◆ Your task
Output all of the data below exactly as given.

---------- Available data

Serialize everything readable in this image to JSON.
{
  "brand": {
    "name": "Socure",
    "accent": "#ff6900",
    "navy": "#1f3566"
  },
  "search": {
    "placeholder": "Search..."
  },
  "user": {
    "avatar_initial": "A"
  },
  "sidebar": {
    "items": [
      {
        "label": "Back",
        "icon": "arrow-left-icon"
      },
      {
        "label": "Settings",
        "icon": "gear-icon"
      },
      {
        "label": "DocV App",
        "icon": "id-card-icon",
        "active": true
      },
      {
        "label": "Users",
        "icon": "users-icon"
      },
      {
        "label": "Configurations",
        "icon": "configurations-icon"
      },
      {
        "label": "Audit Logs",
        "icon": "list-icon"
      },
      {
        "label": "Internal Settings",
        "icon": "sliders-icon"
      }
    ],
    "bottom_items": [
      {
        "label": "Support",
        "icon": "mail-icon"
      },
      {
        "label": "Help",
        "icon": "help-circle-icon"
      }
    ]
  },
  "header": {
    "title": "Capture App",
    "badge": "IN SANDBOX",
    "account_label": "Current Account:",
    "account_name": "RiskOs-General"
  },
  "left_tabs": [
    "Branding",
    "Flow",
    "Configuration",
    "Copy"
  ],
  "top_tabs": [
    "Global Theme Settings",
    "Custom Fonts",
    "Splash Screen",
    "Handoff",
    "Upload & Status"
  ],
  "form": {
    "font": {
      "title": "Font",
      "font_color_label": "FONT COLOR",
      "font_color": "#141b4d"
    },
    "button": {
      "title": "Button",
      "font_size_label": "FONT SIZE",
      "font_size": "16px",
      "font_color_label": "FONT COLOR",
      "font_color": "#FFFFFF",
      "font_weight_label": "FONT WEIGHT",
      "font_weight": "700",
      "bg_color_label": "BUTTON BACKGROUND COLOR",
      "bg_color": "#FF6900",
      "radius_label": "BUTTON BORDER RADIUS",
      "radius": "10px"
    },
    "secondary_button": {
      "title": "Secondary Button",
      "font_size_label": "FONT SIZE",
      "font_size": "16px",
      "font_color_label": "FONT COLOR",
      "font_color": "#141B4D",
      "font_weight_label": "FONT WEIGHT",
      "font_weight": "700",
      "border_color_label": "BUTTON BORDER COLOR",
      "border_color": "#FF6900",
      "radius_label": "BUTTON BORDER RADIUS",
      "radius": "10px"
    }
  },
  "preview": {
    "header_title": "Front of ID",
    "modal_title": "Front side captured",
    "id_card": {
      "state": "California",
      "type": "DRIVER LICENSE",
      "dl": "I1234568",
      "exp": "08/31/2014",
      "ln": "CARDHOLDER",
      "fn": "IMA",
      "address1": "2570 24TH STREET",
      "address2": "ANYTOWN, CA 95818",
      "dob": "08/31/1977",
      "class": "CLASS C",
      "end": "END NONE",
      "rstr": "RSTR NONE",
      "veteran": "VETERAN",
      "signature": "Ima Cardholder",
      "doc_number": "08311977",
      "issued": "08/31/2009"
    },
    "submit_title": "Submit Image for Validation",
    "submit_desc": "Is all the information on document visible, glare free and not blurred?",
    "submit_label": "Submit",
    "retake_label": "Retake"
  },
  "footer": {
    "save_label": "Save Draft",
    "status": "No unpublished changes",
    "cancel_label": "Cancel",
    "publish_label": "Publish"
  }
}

--------------------

◆ Solution to the problem
Serialize everything readable in this image to JSON.
{
  "brand": {
    "name": "Socure",
    "accent": "#ff6900",
    "navy": "#1f3566"
  },
  "search": {
    "placeholder": "Search..."
  },
  "user": {
    "avatar_initial": "A"
  },
  "sidebar": {
    "items": [
      {
        "label": "Back",
        "icon": "arrow-left-icon"
      },
      {
        "label": "Settings",
        "icon": "gear-icon"
      },
      {
        "label": "DocV App",
        "icon": "id-card-icon",
        "active": true
      },
      {
        "label": "Users",
        "icon": "users-icon"
      },
      {
        "label": "Configurations",
        "icon": "configurations-icon"
      },
      {
        "label": "Audit Logs",
        "icon": "list-icon"
      },
      {
        "label": "Internal Settings",
        "icon": "sliders-icon"
      }
    ],
    "bottom_items": [
      {
        "label": "Support",
        "icon": "mail-icon"
      },
      {
        "label": "Help",
        "icon": "help-circle-icon"
      }
    ]
  },
  "header": {
    "title": "Capture App",
    "badge": "IN SANDBOX",
    "account_label": "Current Account:",
    "account_name": "RiskOs-General"
  },
  "left_tabs": [
    "Branding",
    "Flow",
    "Configuration",
    "Copy"
  ],
  "top_tabs": [
    "Global Theme Settings",
    "Custom Fonts",
    "Splash Screen",
    "Handoff",
    "Upload & Status"
  ],
  "form": {
    "font": {
      "title": "Font",
      "font_color_label": "FONT COLOR",
      "font_color": "#141b4d"
    },
    "button": {
      "title": "Button",
      "font_size_label": "FONT SIZE",
      "font_size": "16px",
      "font_color_label": "FONT COLOR",
      "font_color": "#FFFFFF",
      "font_weight_label": "FONT WEIGHT",
      "font_weight": "700",
      "bg_color_label": "BUTTON BACKGROUND COLOR",
      "bg_color": "#FF6900",
      "radius_label": "BUTTON BORDER RADIUS",
      "radius": "10px"
    },
    "secondary_button": {
      "title": "Secondary Button",
      "font_size_label": "FONT SIZE",
      "font_size": "16px",
      "font_color_label": "FONT COLOR",
      "font_color": "#141B4D",
      "font_weight_label": "FONT WEIGHT",
      "font_weight": "700",
      "border_color_label": "BUTTON BORDER COLOR",
      "border_color": "#FF6900",
      "radius_label": "BUTTON BORDER RADIUS",
      "radius": "10px"
    }
  },
  "preview": {
    "header_title": "Front of ID",
    "modal_title": "Front side captured",
    "id_card": {
      "state": "California",
      "type": "DRIVER LICENSE",
      "dl": "I1234568",
      "exp": "08/31/2014",
      "ln": "CARDHOLDER",
      "fn": "IMA",
      "address1": "2570 24TH STREET",
      "address2": "ANYTOWN, CA 95818",
      "dob": "08/31/1977",
      "class": "CLASS C",
      "end": "END NONE",
      "rstr": "RSTR NONE",
      "veteran": "VETERAN",
      "signature": "Ima Cardholder",
      "doc_number": "08311977",
      "issued": "08/31/2009"
    },
    "submit_title": "Submit Image for Validation",
    "submit_desc": "Is all the information on document visible, glare free and not blurred?",
    "submit_label": "Submit",
    "retake_label": "Retake"
  },
  "footer": {
    "save_label": "Save Draft",
    "status": "No unpublished changes",
    "cancel_label": "Cancel",
    "publish_label": "Publish"
  }
}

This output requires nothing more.